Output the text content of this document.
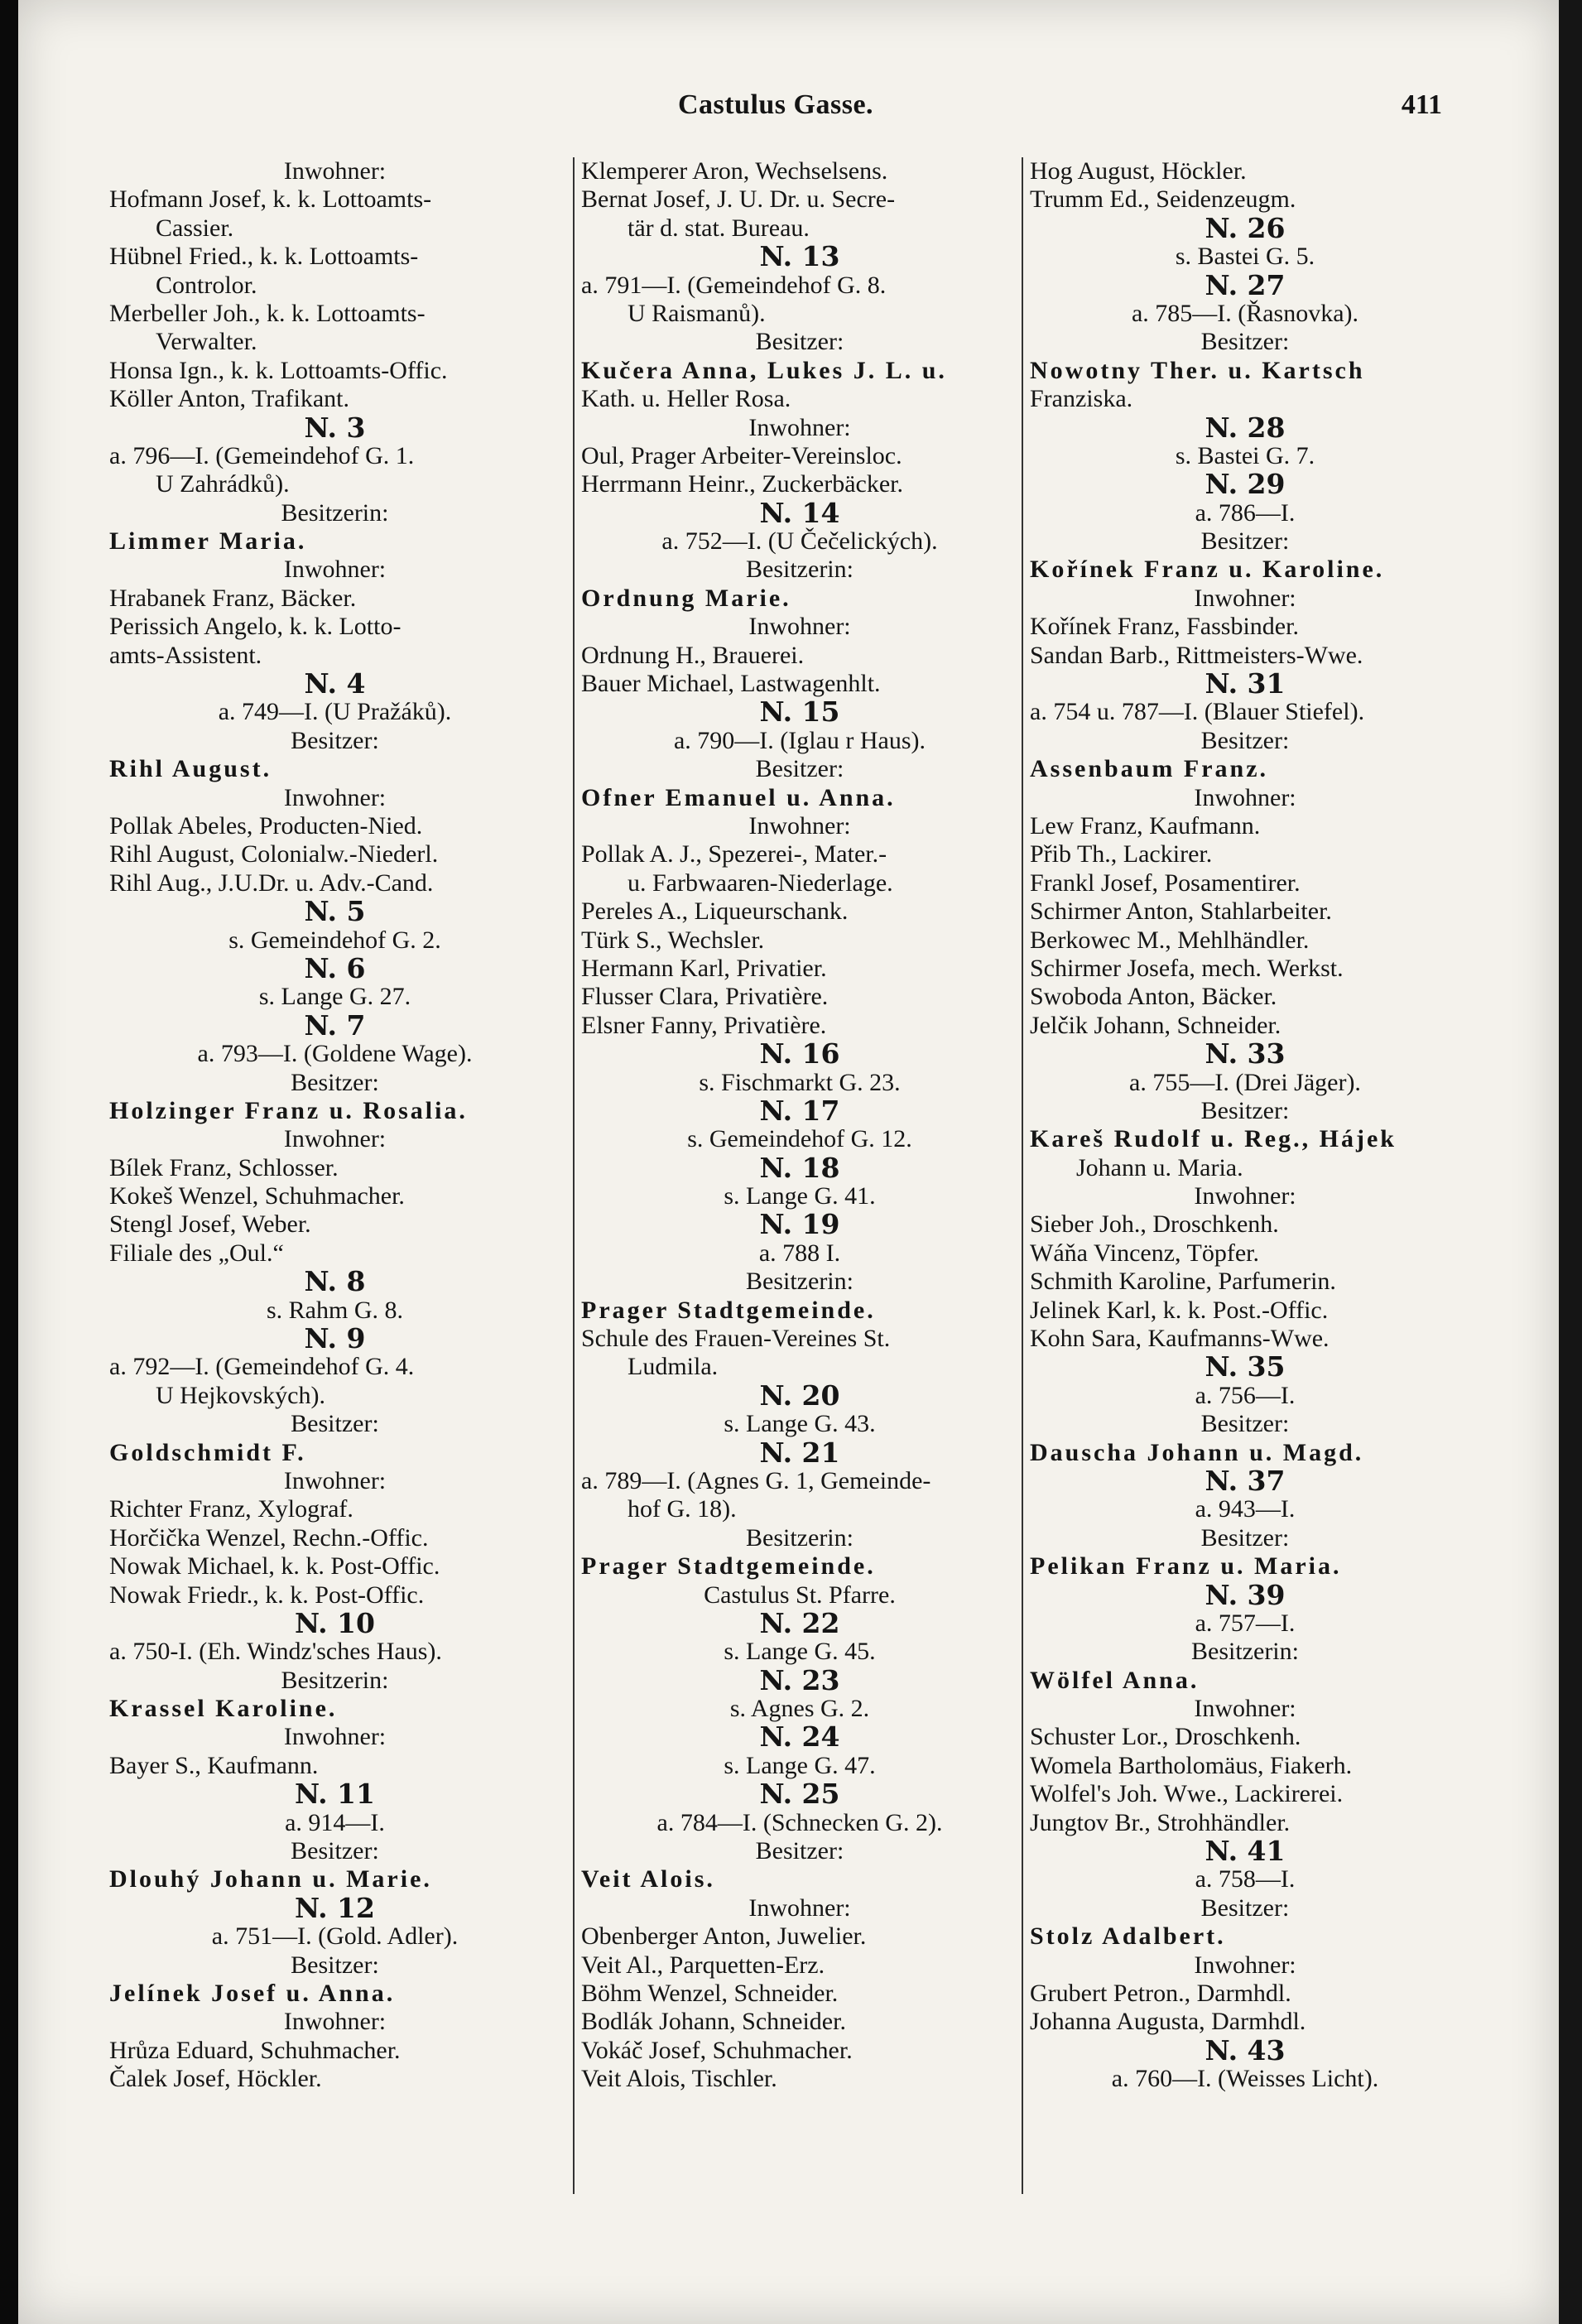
Castulus Gasse.	411
Inwohner:
Hofmann Josef, k. k. Lottoamts-
Cassier.
Hübnel Fried., k. k. Lottoamts-
Controlor.
Merbeller Joh., k. k. Lottoamts-
Verwalter.
Honsa Ign., k. k. Lottoamts-Offic.
Köller Anton, Trafikant.
N. 3
a. 796—I. (Gemeindehof G. 1.
U Zahrádků).
Besitzerin:
Limmer Maria.
Inwohner:
Hrabanek Franz, Bäcker.
Perissich Angelo, k. k. Lotto-
amts-Assistent.
N. 4
a. 749—I. (U Pražáků).
Besitzer:
Rihl August.
Inwohner:
Pollak Abeles, Producten-Nied.
Rihl August, Colonialw.-Niederl.
Rihl Aug., J.U.Dr. u. Adv.-Cand.
N. 5
s. Gemeindehof G. 2.
N. 6
s. Lange G. 27.
N. 7
a. 793—I. (Goldene Wage).
Besitzer:
Holzinger Franz u. Rosalia.
Inwohner:
Bílek Franz, Schlosser.
Kokeš Wenzel, Schuhmacher.
Stengl Josef, Weber.
Filiale des „Oul.“
N. 8
s. Rahm G. 8.
N. 9
a. 792—I. (Gemeindehof G. 4.
U Hejkovských).
Besitzer:
Goldschmidt F.
Inwohner:
Richter Franz, Xylograf.
Horčička Wenzel, Rechn.-Offic.
Nowak Michael, k. k. Post-Offic.
Nowak Friedr., k. k. Post-Offic.
N. 10
a. 750-I. (Eh. Windz'sches Haus).
Besitzerin:
Krassel Karoline.
Inwohner:
Bayer S., Kaufmann.
N. 11
a. 914—I.
Besitzer:
Dlouhý Johann u. Marie.
N. 12
a. 751—I. (Gold. Adler).
Besitzer:
Jelínek Josef u. Anna.
Inwohner:
Hrůza Eduard, Schuhmacher.
Čalek Josef, Höckler.
Klemperer Aron, Wechselsens.
Bernat Josef, J. U. Dr. u. Secre-
tär d. stat. Bureau.
N. 13
a. 791—I. (Gemeindehof G. 8.
U Raismanů).
Besitzer:
Kučera Anna, Lukes J. L. u.
Kath. u. Heller Rosa.
Inwohner:
Oul, Prager Arbeiter-Vereinsloc.
Herrmann Heinr., Zuckerbäcker.
N. 14
a. 752—I. (U Čečelických).
Besitzerin:
Ordnung Marie.
Inwohner:
Ordnung H., Brauerei.
Bauer Michael, Lastwagenhlt.
N. 15
a. 790—I. (Iglau r Haus).
Besitzer:
Ofner Emanuel u. Anna.
Inwohner:
Pollak A. J., Spezerei-, Mater.-
u. Farbwaaren-Niederlage.
Pereles A., Liqueurschank.
Türk S., Wechsler.
Hermann Karl, Privatier.
Flusser Clara, Privatière.
Elsner Fanny, Privatière.
N. 16
s. Fischmarkt G. 23.
N. 17
s. Gemeindehof G. 12.
N. 18
s. Lange G. 41.
N. 19
a. 788 I.
Besitzerin:
Prager Stadtgemeinde.
Schule des Frauen-Vereines St.
Ludmila.
N. 20
s. Lange G. 43.
N. 21
a. 789—I. (Agnes G. 1, Gemeinde-
hof G. 18).
Besitzerin:
Prager Stadtgemeinde.
Castulus St. Pfarre.
N. 22
s. Lange G. 45.
N. 23
s. Agnes G. 2.
N. 24
s. Lange G. 47.
N. 25
a. 784—I. (Schnecken G. 2).
Besitzer:
Veit Alois.
Inwohner:
Obenberger Anton, Juwelier.
Veit Al., Parquetten-Erz.
Böhm Wenzel, Schneider.
Bodlák Johann, Schneider.
Vokáč Josef, Schuhmacher.
Veit Alois, Tischler.
Hog August, Höckler.
Trumm Ed., Seidenzeugm.
N. 26
s. Bastei G. 5.
N. 27
a. 785—I. (Řasnovka).
Besitzer:
Nowotny Ther. u. Kartsch
Franziska.
N. 28
s. Bastei G. 7.
N. 29
a. 786—I.
Besitzer:
Kořínek Franz u. Karoline.
Inwohner:
Kořínek Franz, Fassbinder.
Sandan Barb., Rittmeisters-Wwe.
N. 31
a. 754 u. 787—I. (Blauer Stiefel).
Besitzer:
Assenbaum Franz.
Inwohner:
Lew Franz, Kaufmann.
Přib Th., Lackirer.
Frankl Josef, Posamentirer.
Schirmer Anton, Stahlarbeiter.
Berkowec M., Mehlhändler.
Schirmer Josefa, mech. Werkst.
Swoboda Anton, Bäcker.
Jelčik Johann, Schneider.
N. 33
a. 755—I. (Drei Jäger).
Besitzer:
Kareš Rudolf u. Reg., Hájek
Johann u. Maria.
Inwohner:
Sieber Joh., Droschkenh.
Wáňa Vincenz, Töpfer.
Schmith Karoline, Parfumerin.
Jelinek Karl, k. k. Post.-Offic.
Kohn Sara, Kaufmanns-Wwe.
N. 35
a. 756—I.
Besitzer:
Dauscha Johann u. Magd.
N. 37
a. 943—I.
Besitzer:
Pelikan Franz u. Maria.
N. 39
a. 757—I.
Besitzerin:
Wölfel Anna.
Inwohner:
Schuster Lor., Droschkenh.
Womela Bartholomäus, Fiakerh.
Wolfel's Joh. Wwe., Lackirerei.
Jungtov Br., Strohhändler.
N. 41
a. 758—I.
Besitzer:
Stolz Adalbert.
Inwohner:
Grubert Petron., Darmhdl.
Johanna Augusta, Darmhdl.
N. 43
a. 760—I. (Weisses Licht).
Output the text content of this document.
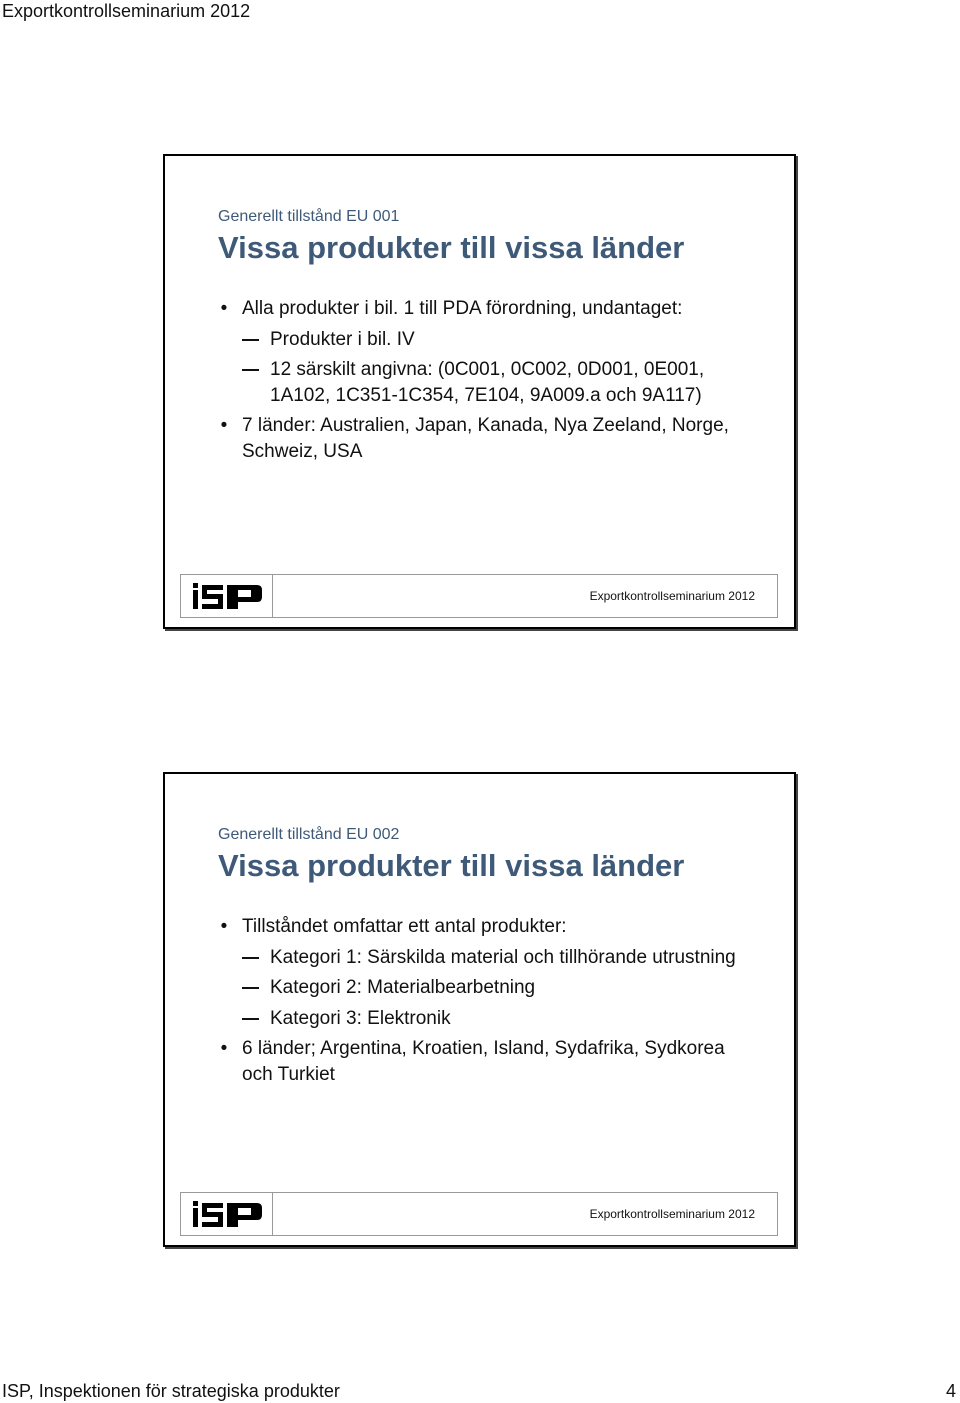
Exportkontrollseminarium 2012
Generellt tillstånd EU 001
Vissa produkter till vissa länder
• Alla produkter i bil. 1 till PDA förordning, undantaget:
Produkter i bil. IV
12 särskilt angivna: (0C001, 0C002, 0D001, 0E001, 1A102, 1C351-1C354, 7E104, 9A009.a och 9A117)
• 7 länder: Australien, Japan, Kanada, Nya Zeeland, Norge, Schweiz, USA
Exportkontrollseminarium 2012
Generellt tillstånd EU 002
Vissa produkter till vissa länder
• Tillståndet omfattar ett antal produkter:
Kategori 1: Särskilda material och tillhörande utrustning
Kategori 2: Materialbearbetning
Kategori 3: Elektronik
• 6 länder; Argentina, Kroatien, Island, Sydafrika, Sydkorea och Turkiet
Exportkontrollseminarium 2012
ISP, Inspektionen för strategiska produkter	4
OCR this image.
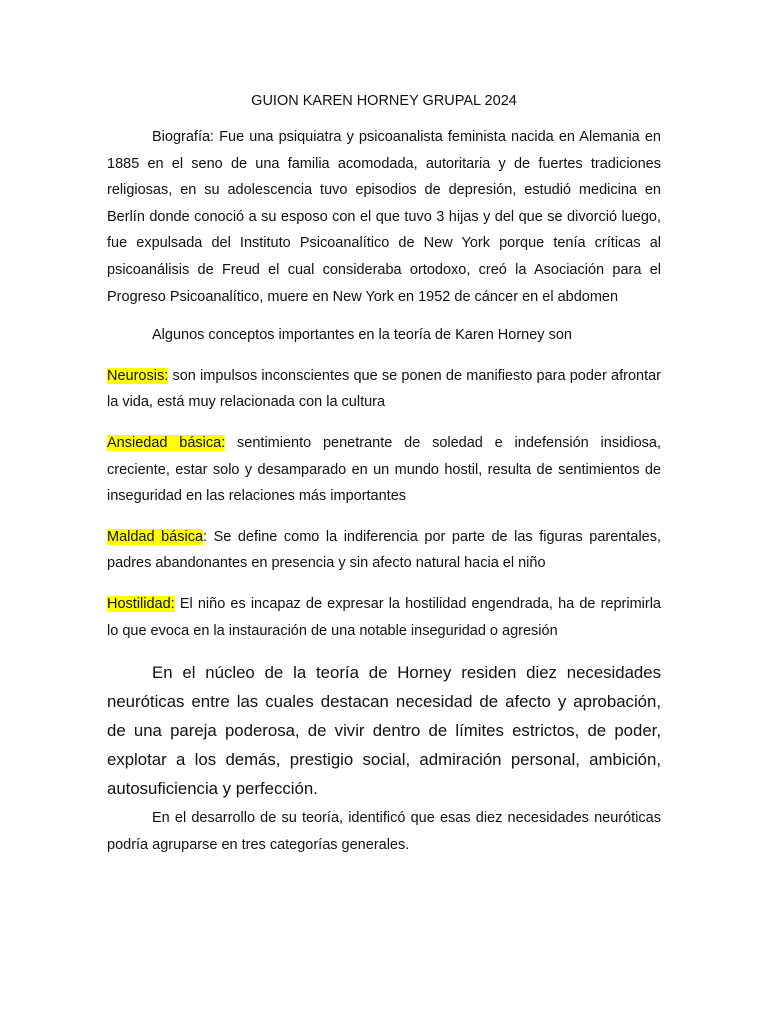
GUION KAREN HORNEY GRUPAL 2024

Biografía: Fue una psiquiatra y psicoanalista feminista nacida en Alemania en 1885 en el seno de una familia acomodada, autoritaria y de fuertes tradiciones religiosas, en su adolescencia tuvo episodios de depresión, estudió medicina en Berlín donde conoció a su esposo con el que tuvo 3 hijas y del que se divorció luego, fue expulsada del Instituto Psicoanalítico de New York porque tenía críticas al psicoanálisis de Freud el cual consideraba ortodoxo, creó la Asociación para el Progreso Psicoanalítico, muere en New York en 1952 de cáncer en el abdomen

Algunos conceptos importantes en la teoría de Karen Horney son

Neurosis: son impulsos inconscientes que se ponen de manifiesto para poder afrontar la vida, está muy relacionada con la cultura

Ansiedad básica: sentimiento penetrante de soledad e indefensión insidiosa, creciente, estar solo y desamparado en un mundo hostil, resulta de sentimientos de inseguridad en las relaciones más importantes

Maldad básica: Se define como la indiferencia por parte de las figuras parentales, padres abandonantes en presencia y sin afecto natural hacia el niño

Hostilidad: El niño es incapaz de expresar la hostilidad engendrada, ha de reprimirla lo que evoca en la instauración de una notable inseguridad o agresión

En el núcleo de la teoría de Horney residen diez necesidades neuróticas entre las cuales destacan necesidad de afecto y aprobación, de una pareja poderosa, de vivir dentro de límites estrictos, de poder, explotar a los demás, prestigio social, admiración personal, ambición, autosuficiencia y perfección.

En el desarrollo de su teoría, identificó que esas diez necesidades neuróticas podría agruparse en tres categorías generales.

§ **OBJECTIVE**:
Tally up the lines in the records that contain the word "diez" and give only the total.

§ **OUTPUT**:
2